» **Your objective**
Go through the entries and transcribe each one exactly, dropping the pictures.

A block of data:
## start

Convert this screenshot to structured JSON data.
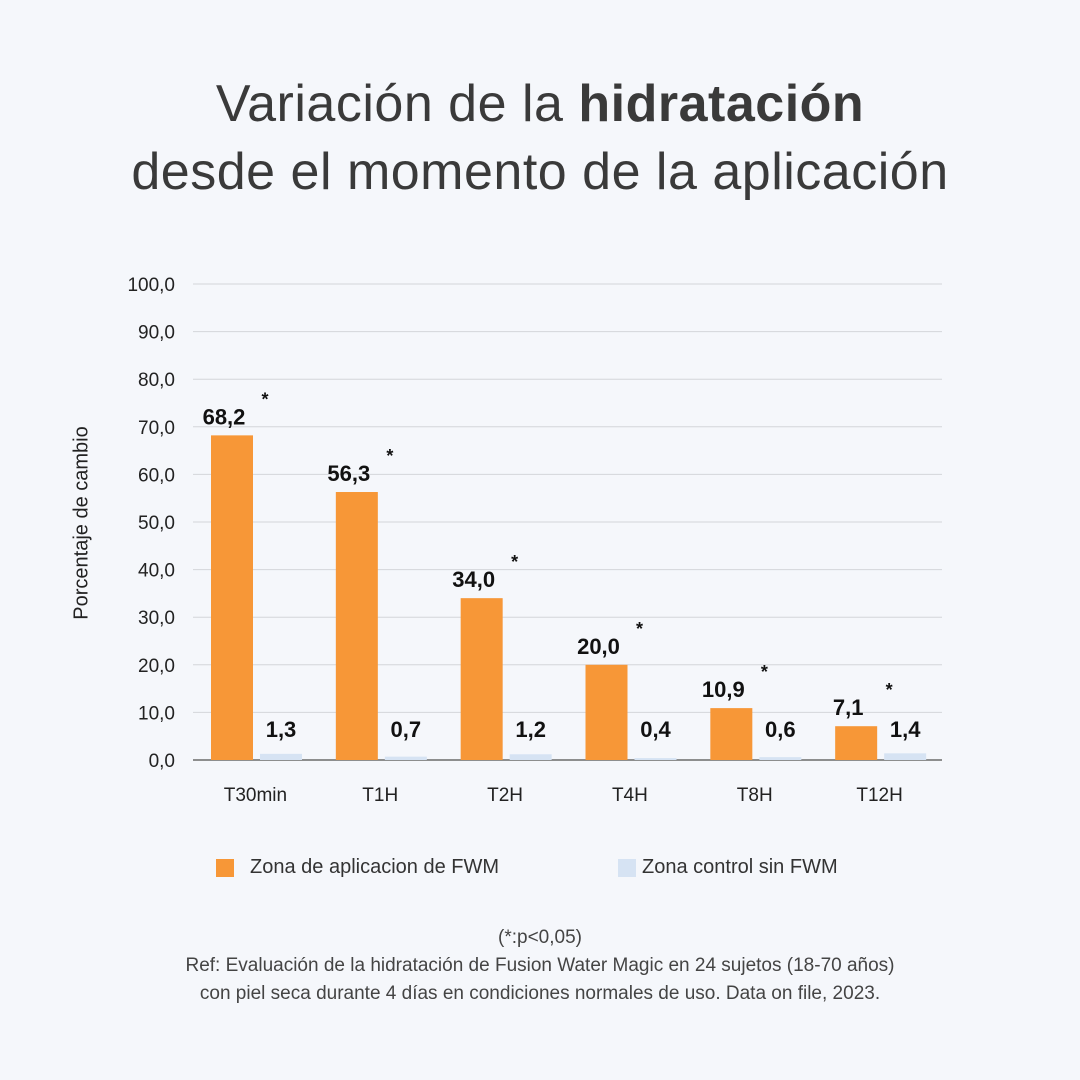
{
  "header": {
    "title_part1": "Variación de la ",
    "title_bold": "hidratación",
    "title_line2": "desde el momento de la aplicación"
  },
  "colors": {
    "fwm": "#f79737",
    "control": "#d6e3f3",
    "grid": "#d4d6da",
    "axis": "#6b6b6b"
  },
  "chart_data": {
    "type": "bar",
    "title": "Variación de la hidratación desde el momento de la aplicación",
    "xlabel": "",
    "ylabel": "Porcentaje de cambio",
    "ylim": [
      0,
      100
    ],
    "yticks": [
      "0,0",
      "10,0",
      "20,0",
      "30,0",
      "40,0",
      "50,0",
      "60,0",
      "70,0",
      "80,0",
      "90,0",
      "100,0"
    ],
    "categories": [
      "T30min",
      "T1H",
      "T2H",
      "T4H",
      "T8H",
      "T12H"
    ],
    "series": [
      {
        "name": "Zona de aplicacion de FWM",
        "values": [
          68.2,
          56.3,
          34.0,
          20.0,
          10.9,
          7.1
        ],
        "labels": [
          "68,2",
          "56,3",
          "34,0",
          "20,0",
          "10,9",
          "7,1"
        ],
        "significance": [
          "*",
          "*",
          "*",
          "*",
          "*",
          "*"
        ]
      },
      {
        "name": "Zona control sin FWM",
        "values": [
          1.3,
          0.7,
          1.2,
          0.4,
          0.6,
          1.4
        ],
        "labels": [
          "1,3",
          "0,7",
          "1,2",
          "0,4",
          "0,6",
          "1,4"
        ]
      }
    ],
    "legend_position": "bottom"
  },
  "footnote": {
    "significance": "(*:p<0,05)",
    "ref_line1": "Ref: Evaluación de la hidratación de Fusion Water Magic en 24 sujetos (18-70 años)",
    "ref_line2": "con piel seca durante 4 días en condiciones normales de uso. Data on file, 2023."
  }
}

## end

» **Expected answer**
Convert this screenshot to structured JSON data.
{
  "header": {
    "title_part1": "Variación de la ",
    "title_bold": "hidratación",
    "title_line2": "desde el momento de la aplicación"
  },
  "colors": {
    "fwm": "#f79737",
    "control": "#d6e3f3",
    "grid": "#d4d6da",
    "axis": "#6b6b6b"
  },
  "chart_data": {
    "type": "bar",
    "title": "Variación de la hidratación desde el momento de la aplicación",
    "xlabel": "",
    "ylabel": "Porcentaje de cambio",
    "ylim": [
      0,
      100
    ],
    "yticks": [
      "0,0",
      "10,0",
      "20,0",
      "30,0",
      "40,0",
      "50,0",
      "60,0",
      "70,0",
      "80,0",
      "90,0",
      "100,0"
    ],
    "categories": [
      "T30min",
      "T1H",
      "T2H",
      "T4H",
      "T8H",
      "T12H"
    ],
    "series": [
      {
        "name": "Zona de aplicacion de FWM",
        "values": [
          68.2,
          56.3,
          34.0,
          20.0,
          10.9,
          7.1
        ],
        "labels": [
          "68,2",
          "56,3",
          "34,0",
          "20,0",
          "10,9",
          "7,1"
        ],
        "significance": [
          "*",
          "*",
          "*",
          "*",
          "*",
          "*"
        ]
      },
      {
        "name": "Zona control sin FWM",
        "values": [
          1.3,
          0.7,
          1.2,
          0.4,
          0.6,
          1.4
        ],
        "labels": [
          "1,3",
          "0,7",
          "1,2",
          "0,4",
          "0,6",
          "1,4"
        ]
      }
    ],
    "legend_position": "bottom"
  },
  "footnote": {
    "significance": "(*:p<0,05)",
    "ref_line1": "Ref: Evaluación de la hidratación de Fusion Water Magic en 24 sujetos (18-70 años)",
    "ref_line2": "con piel seca durante 4 días en condiciones normales de uso. Data on file, 2023."
  }
}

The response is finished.